- Description of the task
In the records, rewrite the lines starting with the line that contains "Text: 1.4: 1.4 [316,149,331,159]" and going on through the line that contains "Text: 2.3: 2.3 [316,169,331,179]", changing "South Asia" to "Southern Asia" and leaving everything else the same.

- Data for this task
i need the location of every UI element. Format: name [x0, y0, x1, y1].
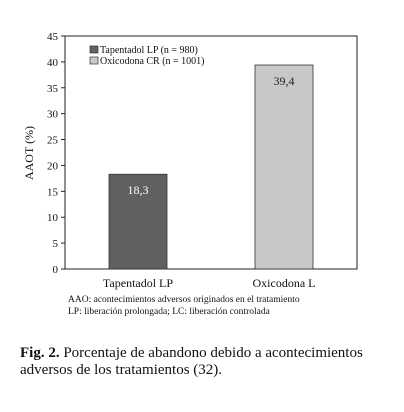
note-line-2: LP: liberación prolongada; LC: liberació… [68, 307, 270, 317]
legend-swatch [89, 56, 99, 65]
plot-area: 0 5 10 15 20 25 30 35 40 45 18,3 Tapentadol LP 39,4 O… [47, 31, 358, 290]
y-axis-label: AAOT (%) [22, 126, 36, 180]
bar-chart: 0 5 10 15 20 25 30 35 40 45 18,3 Tapentadol LP 39,4 O… [22, 31, 358, 290]
chart-notes: AAO: acontecimientos adversos originados… [68, 294, 300, 318]
legend-swatch [89, 45, 99, 54]
y-tick-label: 20 [47, 160, 59, 172]
legend-label: Tapentadol LP (n = 980) [100, 45, 198, 56]
y-tick-label: 15 [47, 186, 59, 198]
figure-caption: Fig. 2. Porcentaje de abandono debido a … [20, 345, 390, 379]
y-tick-label: 25 [47, 135, 59, 147]
y-tick-label: 0 [53, 264, 59, 276]
y-tick-label: 35 [47, 83, 59, 95]
bar-value-label: 18,3 [128, 183, 149, 197]
bar-2 [254, 64, 314, 270]
x-category-label: Tapentadol LP [103, 276, 173, 290]
y-tick-label: 5 [53, 238, 59, 250]
y-tick-label: 45 [47, 31, 59, 43]
bar-1 [108, 173, 168, 270]
legend-label: Oxicodona CR (n = 1001) [100, 56, 205, 67]
y-tick-label: 40 [47, 57, 59, 69]
plot-frame [64, 35, 358, 270]
caption-lead: Fig. 2. [20, 345, 60, 361]
note-line-1: AAO: acontecimientos adversos originados… [68, 295, 300, 305]
bar-value-label: 39,4 [274, 74, 295, 88]
caption-text: Porcentaje de abandono debido a aconteci… [20, 345, 363, 378]
x-category-label: Oxicodona L [253, 276, 316, 290]
y-tick-label: 10 [47, 212, 59, 224]
y-tick-label: 30 [47, 109, 59, 121]
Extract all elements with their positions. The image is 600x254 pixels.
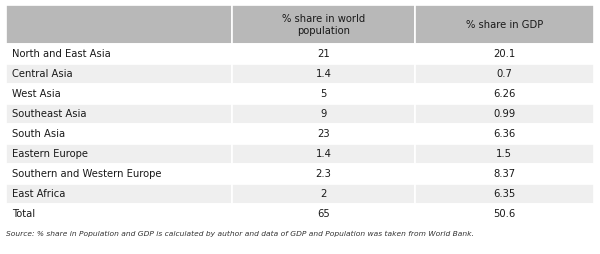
Text: 1.4: 1.4 [316,149,331,159]
Bar [415,164,594,184]
Bar [6,184,232,204]
Bar [232,204,415,224]
Text: % share in world
population: % share in world population [282,13,365,36]
Text: 20.1: 20.1 [493,49,515,59]
Text: Source: % share in Population and GDP is calculated by author and data of GDP an: Source: % share in Population and GDP is… [6,231,474,237]
Bar [232,144,415,164]
Text: 50.6: 50.6 [493,209,515,219]
Bar [6,164,232,184]
Text: West Asia: West Asia [12,89,61,99]
Text: 1.4: 1.4 [316,69,331,79]
Text: Eastern Europe: Eastern Europe [12,149,88,159]
Bar [6,84,232,104]
Bar [6,124,232,144]
Text: South Asia: South Asia [12,129,65,139]
Text: 2.3: 2.3 [316,169,331,179]
Text: Total: Total [12,209,35,219]
Text: 8.37: 8.37 [493,169,515,179]
Bar [415,5,594,44]
Text: 0.7: 0.7 [496,69,512,79]
Bar [415,124,594,144]
Text: East Africa: East Africa [12,189,65,199]
Bar [415,64,594,84]
Text: 23: 23 [317,129,330,139]
Text: % share in GDP: % share in GDP [466,20,543,30]
Text: Southern and Western Europe: Southern and Western Europe [12,169,161,179]
Text: 2: 2 [320,189,327,199]
Bar [232,104,415,124]
Bar [415,44,594,64]
Bar [232,184,415,204]
Text: Central Asia: Central Asia [12,69,73,79]
Bar [232,5,415,44]
Text: 6.26: 6.26 [493,89,515,99]
Bar [232,124,415,144]
Bar [232,164,415,184]
Text: 6.36: 6.36 [493,129,515,139]
Text: 21: 21 [317,49,330,59]
Bar [415,144,594,164]
Bar [232,64,415,84]
Bar [6,44,232,64]
Bar [6,104,232,124]
Bar [415,184,594,204]
Text: 65: 65 [317,209,330,219]
Bar [232,84,415,104]
Text: 5: 5 [320,89,327,99]
Bar [6,64,232,84]
Text: 1.5: 1.5 [496,149,512,159]
Bar [415,204,594,224]
Bar [6,144,232,164]
Bar [232,44,415,64]
Text: Southeast Asia: Southeast Asia [12,109,86,119]
Bar [415,84,594,104]
Text: 9: 9 [320,109,327,119]
Bar [415,104,594,124]
Bar [6,204,232,224]
Text: 6.35: 6.35 [493,189,515,199]
Text: North and East Asia: North and East Asia [12,49,111,59]
Bar [6,5,232,44]
Text: 0.99: 0.99 [493,109,515,119]
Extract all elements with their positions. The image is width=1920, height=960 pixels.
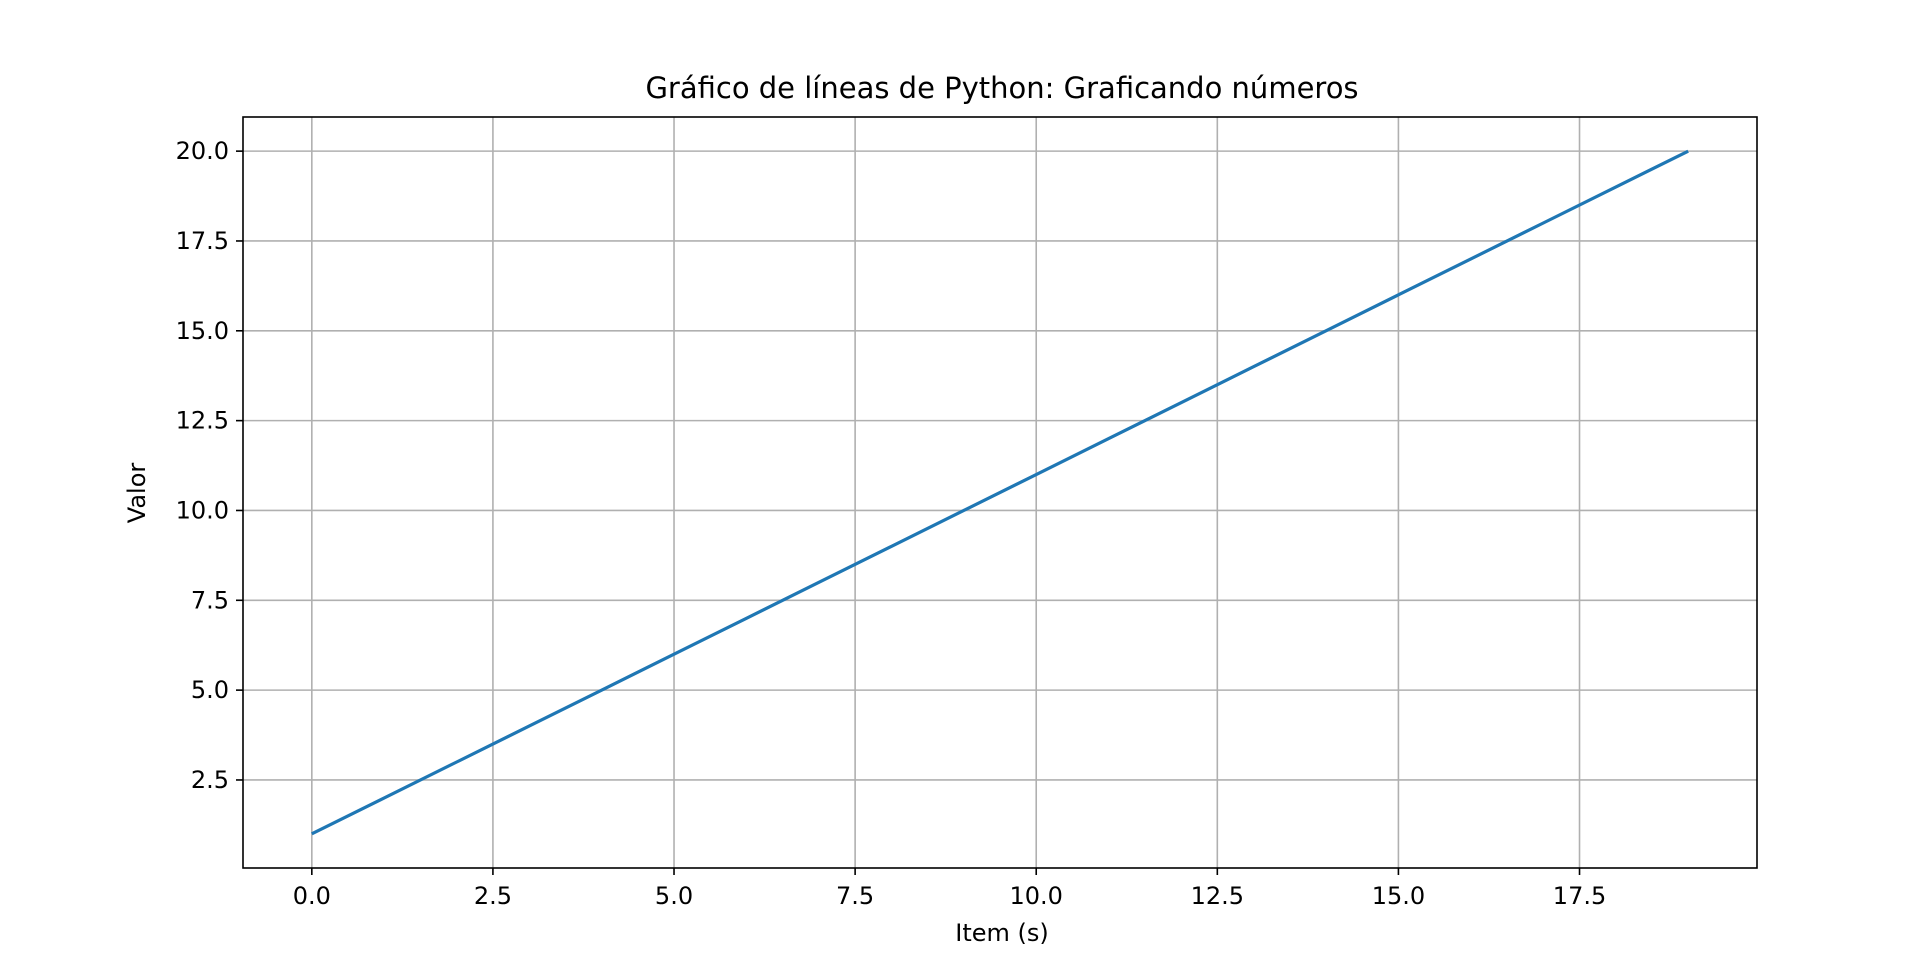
x-tick-label: 12.5 <box>1191 882 1244 910</box>
y-tick-label: 20.0 <box>176 137 229 165</box>
y-tick-label: 7.5 <box>191 586 229 614</box>
chart-title: Gráfico de líneas de Python: Graficando … <box>645 71 1358 105</box>
x-tick-label: 10.0 <box>1010 882 1063 910</box>
series-layer <box>311 149 1689 836</box>
grid-lines <box>243 117 1757 868</box>
y-axis-label: Valor <box>123 463 151 524</box>
y-tick-label: 17.5 <box>176 227 229 255</box>
x-tick-label: 5.0 <box>655 882 693 910</box>
y-tick-label: 12.5 <box>176 407 229 435</box>
y-tick-label: 15.0 <box>176 317 229 345</box>
axis-ticks: 0.0 2.5 5.0 7.5 10.0 12.5 15.0 17.5 2.5 5.0 7.5 10.… <box>176 137 1607 910</box>
y-tick-label: 2.5 <box>191 766 229 794</box>
y-tick-label: 5.0 <box>191 676 229 704</box>
x-tick-label: 15.0 <box>1372 882 1425 910</box>
plot-area-frame <box>242 116 1758 869</box>
x-axis-label: Item (s) <box>955 919 1049 947</box>
y-tick-label: 10.0 <box>176 496 229 524</box>
x-tick-label: 7.5 <box>836 882 874 910</box>
x-tick-label: 17.5 <box>1553 882 1606 910</box>
x-tick-label: 2.5 <box>474 882 512 910</box>
series-line-0 <box>311 149 1689 836</box>
x-tick-label: 0.0 <box>293 882 331 910</box>
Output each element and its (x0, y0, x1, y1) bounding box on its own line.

- Problem solution
Text: 1.4: 1.4 [316,149,331,159]
Bar [415,164,594,184]
Bar [6,184,232,204]
Bar [232,204,415,224]
Text: % share in world
population: % share in world population [282,13,365,36]
Text: 20.1: 20.1 [493,49,515,59]
Text: Source: % share in Population and GDP is calculated by author and data of GDP an: Source: % share in Population and GDP is… [6,231,474,237]
Bar [232,144,415,164]
Text: 50.6: 50.6 [493,209,515,219]
Bar [6,164,232,184]
Text: West Asia: West Asia [12,89,61,99]
Text: 1.4: 1.4 [316,69,331,79]
Text: Eastern Europe: Eastern Europe [12,149,88,159]
Bar [6,84,232,104]
Bar [6,124,232,144]
Text: Southern Asia: Southern Asia [12,129,65,139]
Text: 2.3: 2.3 [316,169,331,179]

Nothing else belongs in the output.